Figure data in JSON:

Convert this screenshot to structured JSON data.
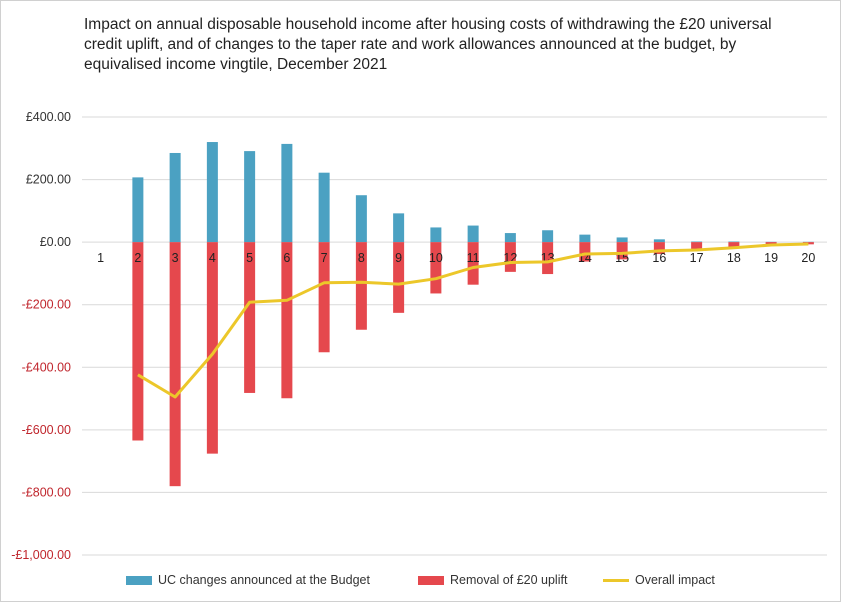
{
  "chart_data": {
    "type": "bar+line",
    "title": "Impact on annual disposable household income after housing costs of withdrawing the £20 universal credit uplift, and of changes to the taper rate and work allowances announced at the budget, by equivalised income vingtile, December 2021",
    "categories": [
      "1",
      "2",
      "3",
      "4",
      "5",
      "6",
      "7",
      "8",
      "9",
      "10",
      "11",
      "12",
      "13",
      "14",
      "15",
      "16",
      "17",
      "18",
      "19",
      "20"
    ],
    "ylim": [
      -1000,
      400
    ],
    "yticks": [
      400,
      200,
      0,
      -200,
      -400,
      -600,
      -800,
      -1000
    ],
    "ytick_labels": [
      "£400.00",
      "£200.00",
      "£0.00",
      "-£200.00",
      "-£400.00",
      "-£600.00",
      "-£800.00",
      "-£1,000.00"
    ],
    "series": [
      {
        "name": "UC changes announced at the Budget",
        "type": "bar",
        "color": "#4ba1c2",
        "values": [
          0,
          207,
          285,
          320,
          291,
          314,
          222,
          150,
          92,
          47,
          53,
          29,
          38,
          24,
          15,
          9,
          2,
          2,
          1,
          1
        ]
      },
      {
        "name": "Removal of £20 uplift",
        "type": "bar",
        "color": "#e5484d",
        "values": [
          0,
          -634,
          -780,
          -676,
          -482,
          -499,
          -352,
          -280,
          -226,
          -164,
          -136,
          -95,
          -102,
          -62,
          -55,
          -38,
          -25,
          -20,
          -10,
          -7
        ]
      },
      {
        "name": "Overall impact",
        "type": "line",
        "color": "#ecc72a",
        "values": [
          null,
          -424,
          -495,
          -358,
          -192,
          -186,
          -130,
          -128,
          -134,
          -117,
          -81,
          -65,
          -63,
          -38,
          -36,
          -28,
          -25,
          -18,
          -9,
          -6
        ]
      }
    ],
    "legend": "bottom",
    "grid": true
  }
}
* * *
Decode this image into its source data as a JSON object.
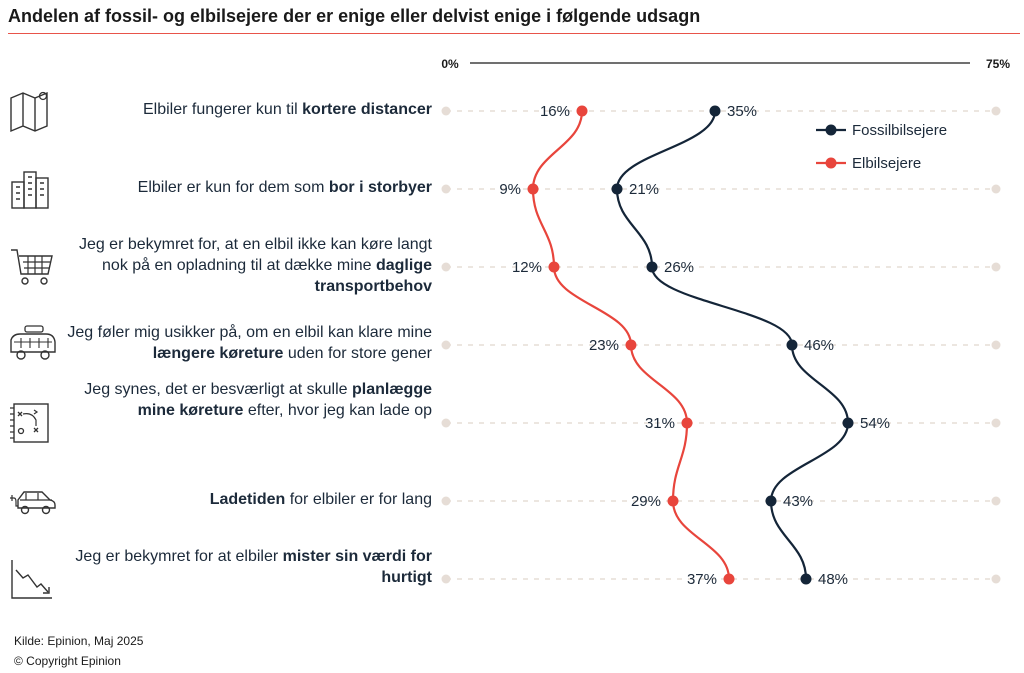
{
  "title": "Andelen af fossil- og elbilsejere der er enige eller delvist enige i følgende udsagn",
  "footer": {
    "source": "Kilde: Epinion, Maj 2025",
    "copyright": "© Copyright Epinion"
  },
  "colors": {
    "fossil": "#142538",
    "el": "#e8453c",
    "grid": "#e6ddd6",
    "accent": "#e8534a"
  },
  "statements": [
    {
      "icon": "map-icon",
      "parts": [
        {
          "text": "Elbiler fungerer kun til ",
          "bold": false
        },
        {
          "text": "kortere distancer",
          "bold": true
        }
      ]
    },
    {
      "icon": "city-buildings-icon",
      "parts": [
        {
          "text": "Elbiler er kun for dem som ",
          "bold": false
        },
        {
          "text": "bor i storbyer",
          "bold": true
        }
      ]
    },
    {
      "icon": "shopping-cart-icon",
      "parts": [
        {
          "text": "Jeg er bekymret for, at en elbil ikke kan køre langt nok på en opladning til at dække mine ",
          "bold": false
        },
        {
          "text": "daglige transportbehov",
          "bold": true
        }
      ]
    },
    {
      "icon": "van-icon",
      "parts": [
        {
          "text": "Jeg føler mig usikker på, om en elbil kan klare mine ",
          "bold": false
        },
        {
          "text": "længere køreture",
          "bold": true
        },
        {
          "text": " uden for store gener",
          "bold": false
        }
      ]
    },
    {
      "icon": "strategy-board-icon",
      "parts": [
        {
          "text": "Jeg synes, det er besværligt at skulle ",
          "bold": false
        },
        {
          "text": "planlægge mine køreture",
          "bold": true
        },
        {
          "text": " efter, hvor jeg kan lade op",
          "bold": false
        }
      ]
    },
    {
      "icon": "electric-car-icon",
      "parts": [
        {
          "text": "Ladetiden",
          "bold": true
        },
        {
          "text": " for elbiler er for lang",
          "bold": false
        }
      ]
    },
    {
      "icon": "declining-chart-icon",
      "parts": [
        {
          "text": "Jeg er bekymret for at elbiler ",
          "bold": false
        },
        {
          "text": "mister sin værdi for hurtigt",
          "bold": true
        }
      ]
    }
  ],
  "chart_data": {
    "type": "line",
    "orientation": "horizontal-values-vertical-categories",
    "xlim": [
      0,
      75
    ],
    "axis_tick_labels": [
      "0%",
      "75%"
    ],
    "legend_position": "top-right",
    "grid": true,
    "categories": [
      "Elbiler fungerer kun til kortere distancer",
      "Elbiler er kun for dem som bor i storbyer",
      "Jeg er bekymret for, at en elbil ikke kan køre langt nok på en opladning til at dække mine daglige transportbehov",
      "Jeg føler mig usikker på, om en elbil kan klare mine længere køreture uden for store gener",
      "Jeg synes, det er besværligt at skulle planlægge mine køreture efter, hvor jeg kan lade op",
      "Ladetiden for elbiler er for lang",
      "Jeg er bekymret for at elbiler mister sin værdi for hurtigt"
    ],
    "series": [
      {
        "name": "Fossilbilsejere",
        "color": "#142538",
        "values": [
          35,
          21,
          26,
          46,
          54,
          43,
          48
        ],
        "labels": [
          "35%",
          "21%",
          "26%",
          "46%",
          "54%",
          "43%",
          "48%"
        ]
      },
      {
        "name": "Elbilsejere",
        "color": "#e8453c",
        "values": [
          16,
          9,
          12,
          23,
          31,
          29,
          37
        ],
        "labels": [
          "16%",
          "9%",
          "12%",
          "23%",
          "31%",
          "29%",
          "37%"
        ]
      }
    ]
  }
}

→ **Given exercise**
Look for the word "værdi" in every line of the listing and copy the lines that have it.

→ **Solution to this exercise**
          "text": "mister sin værdi for hurtigt",
      "Jeg er bekymret for at elbiler mister sin værdi for hurtigt"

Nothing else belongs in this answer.